━━━ Available data ━━━
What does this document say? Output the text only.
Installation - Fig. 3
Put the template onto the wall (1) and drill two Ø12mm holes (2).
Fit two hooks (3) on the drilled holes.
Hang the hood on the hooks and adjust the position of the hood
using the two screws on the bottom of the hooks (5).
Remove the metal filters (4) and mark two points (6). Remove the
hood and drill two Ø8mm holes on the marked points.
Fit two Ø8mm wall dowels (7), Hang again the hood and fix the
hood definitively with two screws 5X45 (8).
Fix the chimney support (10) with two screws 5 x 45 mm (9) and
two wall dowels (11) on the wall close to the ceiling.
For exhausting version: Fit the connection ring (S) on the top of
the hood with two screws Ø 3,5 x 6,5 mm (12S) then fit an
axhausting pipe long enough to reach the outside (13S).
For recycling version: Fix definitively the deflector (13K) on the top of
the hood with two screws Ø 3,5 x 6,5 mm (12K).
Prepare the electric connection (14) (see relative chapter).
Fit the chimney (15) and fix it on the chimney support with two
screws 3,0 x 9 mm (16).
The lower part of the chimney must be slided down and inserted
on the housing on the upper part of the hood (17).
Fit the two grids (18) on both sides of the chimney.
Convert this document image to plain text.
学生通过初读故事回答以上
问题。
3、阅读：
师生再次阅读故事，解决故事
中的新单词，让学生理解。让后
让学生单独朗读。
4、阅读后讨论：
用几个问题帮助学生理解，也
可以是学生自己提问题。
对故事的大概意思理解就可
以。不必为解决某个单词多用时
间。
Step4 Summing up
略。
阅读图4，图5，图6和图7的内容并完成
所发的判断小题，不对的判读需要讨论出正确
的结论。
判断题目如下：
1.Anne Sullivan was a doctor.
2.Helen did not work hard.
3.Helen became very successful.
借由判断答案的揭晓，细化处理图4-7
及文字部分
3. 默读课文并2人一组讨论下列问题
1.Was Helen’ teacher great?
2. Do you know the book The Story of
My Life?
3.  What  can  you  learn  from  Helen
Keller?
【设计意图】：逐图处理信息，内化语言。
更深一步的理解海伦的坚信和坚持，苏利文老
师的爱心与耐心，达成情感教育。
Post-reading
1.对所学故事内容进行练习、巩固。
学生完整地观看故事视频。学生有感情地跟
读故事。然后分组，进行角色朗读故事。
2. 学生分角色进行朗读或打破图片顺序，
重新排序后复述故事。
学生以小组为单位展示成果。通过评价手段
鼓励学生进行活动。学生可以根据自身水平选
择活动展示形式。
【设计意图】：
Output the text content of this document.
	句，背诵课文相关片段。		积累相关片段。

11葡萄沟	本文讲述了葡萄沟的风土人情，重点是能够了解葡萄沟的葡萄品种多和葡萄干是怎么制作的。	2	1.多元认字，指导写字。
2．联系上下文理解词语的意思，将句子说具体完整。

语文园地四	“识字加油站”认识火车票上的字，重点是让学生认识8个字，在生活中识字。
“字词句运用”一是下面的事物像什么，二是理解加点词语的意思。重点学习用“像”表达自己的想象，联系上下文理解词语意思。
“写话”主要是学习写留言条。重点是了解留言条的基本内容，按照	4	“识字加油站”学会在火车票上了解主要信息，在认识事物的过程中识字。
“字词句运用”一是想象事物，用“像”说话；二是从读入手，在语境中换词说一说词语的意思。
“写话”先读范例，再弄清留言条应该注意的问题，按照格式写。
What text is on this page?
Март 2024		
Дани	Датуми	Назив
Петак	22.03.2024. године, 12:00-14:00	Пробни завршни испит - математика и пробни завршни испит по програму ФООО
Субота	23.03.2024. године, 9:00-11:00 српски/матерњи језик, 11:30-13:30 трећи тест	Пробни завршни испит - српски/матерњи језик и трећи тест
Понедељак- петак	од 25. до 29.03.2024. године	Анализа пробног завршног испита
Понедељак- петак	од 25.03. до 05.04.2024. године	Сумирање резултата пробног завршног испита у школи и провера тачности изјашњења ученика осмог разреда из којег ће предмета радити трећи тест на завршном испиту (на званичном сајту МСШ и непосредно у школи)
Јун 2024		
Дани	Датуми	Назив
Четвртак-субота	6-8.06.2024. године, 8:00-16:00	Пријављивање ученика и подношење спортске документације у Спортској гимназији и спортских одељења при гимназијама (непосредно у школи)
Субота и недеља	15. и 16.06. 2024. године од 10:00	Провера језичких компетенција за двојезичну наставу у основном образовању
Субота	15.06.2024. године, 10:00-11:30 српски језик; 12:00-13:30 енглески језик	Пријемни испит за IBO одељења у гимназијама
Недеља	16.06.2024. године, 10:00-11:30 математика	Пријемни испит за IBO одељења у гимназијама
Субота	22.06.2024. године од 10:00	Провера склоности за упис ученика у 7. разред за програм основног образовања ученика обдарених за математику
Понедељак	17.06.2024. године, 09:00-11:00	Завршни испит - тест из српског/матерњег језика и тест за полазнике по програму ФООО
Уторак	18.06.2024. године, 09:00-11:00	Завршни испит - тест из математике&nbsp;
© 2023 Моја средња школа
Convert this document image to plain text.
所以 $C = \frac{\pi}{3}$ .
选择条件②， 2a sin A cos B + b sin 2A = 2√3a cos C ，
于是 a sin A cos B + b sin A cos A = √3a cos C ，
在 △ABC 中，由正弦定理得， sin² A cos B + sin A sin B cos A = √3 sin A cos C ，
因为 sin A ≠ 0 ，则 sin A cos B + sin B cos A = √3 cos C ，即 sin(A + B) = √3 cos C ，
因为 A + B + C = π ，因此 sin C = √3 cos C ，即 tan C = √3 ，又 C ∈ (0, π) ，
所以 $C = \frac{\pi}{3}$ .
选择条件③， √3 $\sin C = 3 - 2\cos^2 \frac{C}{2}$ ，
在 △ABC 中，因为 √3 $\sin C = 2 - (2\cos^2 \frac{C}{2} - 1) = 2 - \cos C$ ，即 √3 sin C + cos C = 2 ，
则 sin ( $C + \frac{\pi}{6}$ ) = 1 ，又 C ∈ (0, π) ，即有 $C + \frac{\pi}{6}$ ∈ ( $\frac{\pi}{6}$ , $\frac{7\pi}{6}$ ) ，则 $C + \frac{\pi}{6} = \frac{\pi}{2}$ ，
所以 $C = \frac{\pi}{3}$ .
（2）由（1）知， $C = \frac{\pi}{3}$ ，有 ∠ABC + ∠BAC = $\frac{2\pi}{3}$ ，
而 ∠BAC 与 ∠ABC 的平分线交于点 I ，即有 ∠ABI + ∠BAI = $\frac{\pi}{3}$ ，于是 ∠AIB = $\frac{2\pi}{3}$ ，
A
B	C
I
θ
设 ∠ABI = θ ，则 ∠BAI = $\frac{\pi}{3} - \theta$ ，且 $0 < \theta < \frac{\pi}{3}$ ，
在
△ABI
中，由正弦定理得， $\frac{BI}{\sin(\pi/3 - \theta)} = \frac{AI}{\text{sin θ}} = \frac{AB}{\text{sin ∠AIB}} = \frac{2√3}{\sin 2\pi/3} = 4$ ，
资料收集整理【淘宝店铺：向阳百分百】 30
━━━
- [What this task involves]: Show the data once more, exactly as it was written.

- [Response to this exercise]:
What does this document say? Output the text only.
Installation - Fig. 3
Put the template onto the wall (1) and drill two Ø12mm holes (2).
Fit two hooks (3) on the drilled holes.
Hang the hood on the hooks and adjust the position of the hood
using the two screws on the bottom of the hooks (5).
Remove the metal filters (4) and mark two points (6). Remove the
hood and drill two Ø8mm holes on the marked points.
Fit two Ø8mm wall dowels (7), Hang again the hood and fix the
hood definitively with two screws 5X45 (8).
Fix the chimney support (10) with two screws 5 x 45 mm (9) and
two wall dowels (11) on the wall close to the ceiling.
For exhausting version: Fit the connection ring (S) on the top of
the hood with two screws Ø 3,5 x 6,5 mm (12S) then fit an
axhausting pipe long enough to reach the outside (13S).
For recycling version: Fix definitively the deflector (13K) on the top of
the hood with two screws Ø 3,5 x 6,5 mm (12K).
Prepare the electric connection (14) (see relative chapter).
Fit the chimney (15) and fix it on the chimney support with two
screws 3,0 x 9 mm (16).
The lower part of the chimney must be slided down and inserted
on the housing on the upper part of the hood (17).
Fit the two grids (18) on both sides of the chimney.
Convert this document image to plain text.
学生通过初读故事回答以上
问题。
3、阅读：
师生再次阅读故事，解决故事
中的新单词，让学生理解。让后
让学生单独朗读。
4、阅读后讨论：
用几个问题帮助学生理解，也
可以是学生自己提问题。
对故事的大概意思理解就可
以。不必为解决某个单词多用时
间。
Step4 Summing up
略。
阅读图4，图5，图6和图7的内容并完成
所发的判断小题，不对的判读需要讨论出正确
的结论。
判断题目如下：
1.Anne Sullivan was a doctor.
2.Helen did not work hard.
3.Helen became very successful.
借由判断答案的揭晓，细化处理图4-7
及文字部分
3. 默读课文并2人一组讨论下列问题
1.Was Helen’ teacher great?
2. Do you know the book The Story of
My Life?
3.  What  can  you  learn  from  Helen
Keller?
【设计意图】：逐图处理信息，内化语言。
更深一步的理解海伦的坚信和坚持，苏利文老
师的爱心与耐心，达成情感教育。
Post-reading
1.对所学故事内容进行练习、巩固。
学生完整地观看故事视频。学生有感情地跟
读故事。然后分组，进行角色朗读故事。
2. 学生分角色进行朗读或打破图片顺序，
重新排序后复述故事。
学生以小组为单位展示成果。通过评价手段
鼓励学生进行活动。学生可以根据自身水平选
择活动展示形式。
【设计意图】：
Output the text content of this document.
	句，背诵课文相关片段。		积累相关片段。

11葡萄沟	本文讲述了葡萄沟的风土人情，重点是能够了解葡萄沟的葡萄品种多和葡萄干是怎么制作的。	2	1.多元认字，指导写字。
2．联系上下文理解词语的意思，将句子说具体完整。

语文园地四	“识字加油站”认识火车票上的字，重点是让学生认识8个字，在生活中识字。
“字词句运用”一是下面的事物像什么，二是理解加点词语的意思。重点学习用“像”表达自己的想象，联系上下文理解词语意思。
“写话”主要是学习写留言条。重点是了解留言条的基本内容，按照	4	“识字加油站”学会在火车票上了解主要信息，在认识事物的过程中识字。
“字词句运用”一是想象事物，用“像”说话；二是从读入手，在语境中换词说一说词语的意思。
“写话”先读范例，再弄清留言条应该注意的问题，按照格式写。
What text is on this page?
Март 2024		
Дани	Датуми	Назив
Петак	22.03.2024. године, 12:00-14:00	Пробни завршни испит - математика и пробни завршни испит по програму ФООО
Субота	23.03.2024. године, 9:00-11:00 српски/матерњи језик, 11:30-13:30 трећи тест	Пробни завршни испит - српски/матерњи језик и трећи тест
Понедељак- петак	од 25. до 29.03.2024. године	Анализа пробног завршног испита
Понедељак- петак	од 25.03. до 05.04.2024. године	Сумирање резултата пробног завршног испита у школи и провера тачности изјашњења ученика осмог разреда из којег ће предмета радити трећи тест на завршном испиту (на званичном сајту МСШ и непосредно у школи)
Јун 2024		
Дани	Датуми	Назив
Четвртак-субота	6-8.06.2024. године, 8:00-16:00	Пријављивање ученика и подношење спортске документације у Спортској гимназији и спортских одељења при гимназијама (непосредно у школи)
Субота и недеља	15. и 16.06. 2024. године од 10:00	Провера језичких компетенција за двојезичну наставу у основном образовању
Субота	15.06.2024. године, 10:00-11:30 српски језик; 12:00-13:30 енглески језик	Пријемни испит за IBO одељења у гимназијама
Недеља	16.06.2024. године, 10:00-11:30 математика	Пријемни испит за IBO одељења у гимназијама
Субота	22.06.2024. године од 10:00	Провера склоности за упис ученика у 7. разред за програм основног образовања ученика обдарених за математику
Понедељак	17.06.2024. године, 09:00-11:00	Завршни испит - тест из српског/матерњег језика и тест за полазнике по програму ФООО
Уторак	18.06.2024. године, 09:00-11:00	Завршни испит - тест из математике&nbsp;
© 2023 Моја средња школа
Convert this document image to plain text.
所以 $C = \frac{\pi}{3}$ .
选择条件②， 2a sin A cos B + b sin 2A = 2√3a cos C ，
于是 a sin A cos B + b sin A cos A = √3a cos C ，
在 △ABC 中，由正弦定理得， sin² A cos B + sin A sin B cos A = √3 sin A cos C ，
因为 sin A ≠ 0 ，则 sin A cos B + sin B cos A = √3 cos C ，即 sin(A + B) = √3 cos C ，
因为 A + B + C = π ，因此 sin C = √3 cos C ，即 tan C = √3 ，又 C ∈ (0, π) ，
所以 $C = \frac{\pi}{3}$ .
选择条件③， √3 $\sin C = 3 - 2\cos^2 \frac{C}{2}$ ，
在 △ABC 中，因为 √3 $\sin C = 2 - (2\cos^2 \frac{C}{2} - 1) = 2 - \cos C$ ，即 √3 sin C + cos C = 2 ，
则 sin ( $C + \frac{\pi}{6}$ ) = 1 ，又 C ∈ (0, π) ，即有 $C + \frac{\pi}{6}$ ∈ ( $\frac{\pi}{6}$ , $\frac{7\pi}{6}$ ) ，则 $C + \frac{\pi}{6} = \frac{\pi}{2}$ ，
所以 $C = \frac{\pi}{3}$ .
（2）由（1）知， $C = \frac{\pi}{3}$ ，有 ∠ABC + ∠BAC = $\frac{2\pi}{3}$ ，
而 ∠BAC 与 ∠ABC 的平分线交于点 I ，即有 ∠ABI + ∠BAI = $\frac{\pi}{3}$ ，于是 ∠AIB = $\frac{2\pi}{3}$ ，
A
B	C
I
θ
设 ∠ABI = θ ，则 ∠BAI = $\frac{\pi}{3} - \theta$ ，且 $0 < \theta < \frac{\pi}{3}$ ，
在
△ABI
中，由正弦定理得， $\frac{BI}{\sin(\pi/3 - \theta)} = \frac{AI}{\text{sin θ}} = \frac{AB}{\text{sin ∠AIB}} = \frac{2√3}{\sin 2\pi/3} = 4$ ，
资料收集整理【淘宝店铺：向阳百分百】 30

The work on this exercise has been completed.